Every record below should be printed exactly as it appears.

______

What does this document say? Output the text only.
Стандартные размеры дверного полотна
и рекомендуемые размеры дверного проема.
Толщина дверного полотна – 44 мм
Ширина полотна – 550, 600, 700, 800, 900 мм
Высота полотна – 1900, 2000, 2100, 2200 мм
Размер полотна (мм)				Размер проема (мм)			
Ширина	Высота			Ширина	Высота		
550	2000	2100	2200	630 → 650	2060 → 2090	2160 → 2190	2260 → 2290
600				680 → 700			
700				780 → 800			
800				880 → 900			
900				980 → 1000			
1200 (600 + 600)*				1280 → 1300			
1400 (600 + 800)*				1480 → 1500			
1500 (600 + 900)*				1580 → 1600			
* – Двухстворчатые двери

______

[Expected answer]
What does this document say? Output the text only.
Стандартные размеры дверного полотна
и рекомендуемые размеры дверного проема.
Толщина дверного полотна – 44 мм
Ширина полотна – 550, 600, 700, 800, 900 мм
Высота полотна – 1900, 2000, 2100, 2200 мм
Размер полотна (мм)				Размер проема (мм)			
Ширина	Высота			Ширина	Высота		
550	2000	2100	2200	630 → 650	2060 → 2090	2160 → 2190	2260 → 2290
600				680 → 700			
700				780 → 800			
800				880 → 900			
900				980 → 1000			
1200 (600 + 600)*				1280 → 1300			
1400 (600 + 800)*				1480 → 1500			
1500 (600 + 900)*				1580 → 1600			
* – Двухстворчатые двери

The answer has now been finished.